3/01/2009

Apresentação

AS DESVENTURAS DA NEGRA FULÔ

Arriete Vilela (*)

Mauricio Macedo é um leitor atento, disciplinado - e compulsivo. Tem dois livros editados - Cinzel da Língua e Sínteses de Sombra - e mais quatro prontos, à espera de publicação.
Este - As aventuras da Negra Fulô - é um texto divertido, aparentemente leve e descompromissado, e bom para uma leitura oral ou dramatizada. À primeira vista, parece uma brincadeira cômica, pois o autor "brinca" com a Negra Fulô, famosa personagem fictícia do poeta alagoano Jorge de Lima, e com algumas personalidades reconhecidamente do domínio público.
Excetuando o Conselheiro Silva ("Mas todo o heroísmo não bastou! para vencer a sanha do agressor/ [...] Tragado por uma bomba,/ morreu Conselheiro"), Joaquim José ("Deputado das Minas Gerais/ representava a oposição/ e falava com voz mansa/ sobre trabalho, progresso e paz"), a Dra. Nise e o Dr. Artur ("que não receitavam drogas nem choque/ - condutas de horror -/ mas distribuíam tinta e pincel/ para os doidos") e Nossa Senhora ("Vai, Fulô, volta para o poema! Reza dez ave-marias e dez pai-nossos/ como penitência"), os demais personagens são tomados risíveis, burlescos, caricatos, pois à história real de cada um deles é acrescido um fato que lhes relativiza o caráter heróico conhecido oficialmente.

» Entradas de caixas delimitadoras:
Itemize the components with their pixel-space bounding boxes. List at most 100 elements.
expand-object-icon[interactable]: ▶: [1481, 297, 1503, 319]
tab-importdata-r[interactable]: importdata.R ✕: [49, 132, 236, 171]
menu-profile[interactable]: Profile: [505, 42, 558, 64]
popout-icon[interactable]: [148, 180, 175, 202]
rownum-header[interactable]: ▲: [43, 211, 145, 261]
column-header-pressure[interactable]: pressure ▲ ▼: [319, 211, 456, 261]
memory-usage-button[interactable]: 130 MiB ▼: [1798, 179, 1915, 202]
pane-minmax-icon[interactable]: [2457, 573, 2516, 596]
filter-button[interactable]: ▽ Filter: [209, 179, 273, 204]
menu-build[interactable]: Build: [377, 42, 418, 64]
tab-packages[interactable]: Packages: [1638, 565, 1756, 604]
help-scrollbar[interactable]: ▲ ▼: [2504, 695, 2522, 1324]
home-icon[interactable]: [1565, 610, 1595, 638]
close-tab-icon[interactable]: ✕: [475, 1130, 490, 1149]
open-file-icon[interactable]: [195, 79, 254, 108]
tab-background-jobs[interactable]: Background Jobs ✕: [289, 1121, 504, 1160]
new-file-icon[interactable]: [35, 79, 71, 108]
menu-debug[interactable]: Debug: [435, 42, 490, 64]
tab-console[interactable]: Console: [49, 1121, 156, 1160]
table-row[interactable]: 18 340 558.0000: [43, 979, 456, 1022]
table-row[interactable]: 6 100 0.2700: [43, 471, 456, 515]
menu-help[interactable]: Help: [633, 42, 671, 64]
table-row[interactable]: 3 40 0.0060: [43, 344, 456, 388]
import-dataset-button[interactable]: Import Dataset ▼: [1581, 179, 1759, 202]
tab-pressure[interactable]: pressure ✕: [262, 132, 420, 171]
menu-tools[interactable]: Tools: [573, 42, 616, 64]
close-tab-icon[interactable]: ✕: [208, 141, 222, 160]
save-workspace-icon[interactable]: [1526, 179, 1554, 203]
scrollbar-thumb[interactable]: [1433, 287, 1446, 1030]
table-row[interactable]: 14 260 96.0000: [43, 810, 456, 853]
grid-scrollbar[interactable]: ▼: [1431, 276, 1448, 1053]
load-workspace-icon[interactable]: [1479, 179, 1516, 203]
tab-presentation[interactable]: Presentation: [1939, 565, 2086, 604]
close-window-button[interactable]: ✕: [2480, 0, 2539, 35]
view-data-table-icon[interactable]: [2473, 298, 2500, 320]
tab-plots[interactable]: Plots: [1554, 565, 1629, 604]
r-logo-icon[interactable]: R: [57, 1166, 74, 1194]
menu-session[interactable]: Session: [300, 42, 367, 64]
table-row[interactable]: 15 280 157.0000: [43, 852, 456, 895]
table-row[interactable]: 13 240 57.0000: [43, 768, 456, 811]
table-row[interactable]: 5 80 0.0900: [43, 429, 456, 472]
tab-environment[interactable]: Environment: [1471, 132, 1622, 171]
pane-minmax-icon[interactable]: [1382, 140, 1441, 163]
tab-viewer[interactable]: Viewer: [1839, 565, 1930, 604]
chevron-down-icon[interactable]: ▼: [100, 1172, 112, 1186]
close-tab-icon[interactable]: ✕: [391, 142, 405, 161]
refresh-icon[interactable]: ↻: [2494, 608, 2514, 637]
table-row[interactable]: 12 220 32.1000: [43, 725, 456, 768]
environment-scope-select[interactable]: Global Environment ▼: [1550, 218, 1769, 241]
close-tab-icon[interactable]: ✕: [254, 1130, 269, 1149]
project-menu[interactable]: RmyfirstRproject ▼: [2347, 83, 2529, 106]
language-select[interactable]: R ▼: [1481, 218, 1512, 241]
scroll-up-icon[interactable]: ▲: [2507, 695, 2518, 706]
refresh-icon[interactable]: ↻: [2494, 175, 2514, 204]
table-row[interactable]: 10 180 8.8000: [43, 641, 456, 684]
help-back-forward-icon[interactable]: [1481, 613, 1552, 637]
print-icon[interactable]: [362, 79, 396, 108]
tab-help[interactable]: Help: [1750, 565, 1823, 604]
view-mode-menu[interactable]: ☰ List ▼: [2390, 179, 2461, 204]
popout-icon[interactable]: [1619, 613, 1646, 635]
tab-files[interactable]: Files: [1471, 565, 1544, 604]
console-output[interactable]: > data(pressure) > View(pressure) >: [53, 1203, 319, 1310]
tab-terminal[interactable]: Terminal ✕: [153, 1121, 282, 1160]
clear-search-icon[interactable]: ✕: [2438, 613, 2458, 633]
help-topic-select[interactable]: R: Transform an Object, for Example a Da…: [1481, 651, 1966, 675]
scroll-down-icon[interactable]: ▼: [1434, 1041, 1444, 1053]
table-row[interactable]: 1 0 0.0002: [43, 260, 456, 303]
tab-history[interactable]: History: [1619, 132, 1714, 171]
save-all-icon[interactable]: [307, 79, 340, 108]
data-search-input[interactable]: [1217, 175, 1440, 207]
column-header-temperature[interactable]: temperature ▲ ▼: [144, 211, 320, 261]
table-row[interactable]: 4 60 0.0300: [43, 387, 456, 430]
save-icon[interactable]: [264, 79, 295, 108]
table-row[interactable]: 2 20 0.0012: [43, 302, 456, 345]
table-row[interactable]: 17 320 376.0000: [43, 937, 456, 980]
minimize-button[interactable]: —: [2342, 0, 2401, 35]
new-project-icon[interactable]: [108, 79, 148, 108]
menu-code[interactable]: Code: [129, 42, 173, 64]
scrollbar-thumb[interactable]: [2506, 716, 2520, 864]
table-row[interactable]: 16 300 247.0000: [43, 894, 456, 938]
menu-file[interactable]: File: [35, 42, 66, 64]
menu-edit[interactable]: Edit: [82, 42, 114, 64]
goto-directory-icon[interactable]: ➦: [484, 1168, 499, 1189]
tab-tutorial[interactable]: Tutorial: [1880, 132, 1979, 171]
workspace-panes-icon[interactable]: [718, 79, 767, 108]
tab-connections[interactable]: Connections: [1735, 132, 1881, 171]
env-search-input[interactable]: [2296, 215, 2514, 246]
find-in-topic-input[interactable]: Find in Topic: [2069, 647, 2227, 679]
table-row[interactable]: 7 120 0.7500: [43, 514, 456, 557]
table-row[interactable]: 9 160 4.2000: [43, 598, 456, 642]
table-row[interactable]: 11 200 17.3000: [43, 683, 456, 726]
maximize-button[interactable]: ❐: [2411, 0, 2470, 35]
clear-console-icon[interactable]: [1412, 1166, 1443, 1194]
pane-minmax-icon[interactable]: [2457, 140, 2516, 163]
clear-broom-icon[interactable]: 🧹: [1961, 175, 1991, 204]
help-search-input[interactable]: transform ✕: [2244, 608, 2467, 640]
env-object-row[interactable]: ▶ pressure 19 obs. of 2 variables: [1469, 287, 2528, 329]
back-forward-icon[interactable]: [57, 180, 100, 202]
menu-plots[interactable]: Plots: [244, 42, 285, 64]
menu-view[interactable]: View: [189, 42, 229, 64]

» Instrução escrita:
Segundo a apresentação, de qual poeta a Negra Fulô é personagem?

» Resposta comentada:
Do poeta alagoano Jorge de Lima.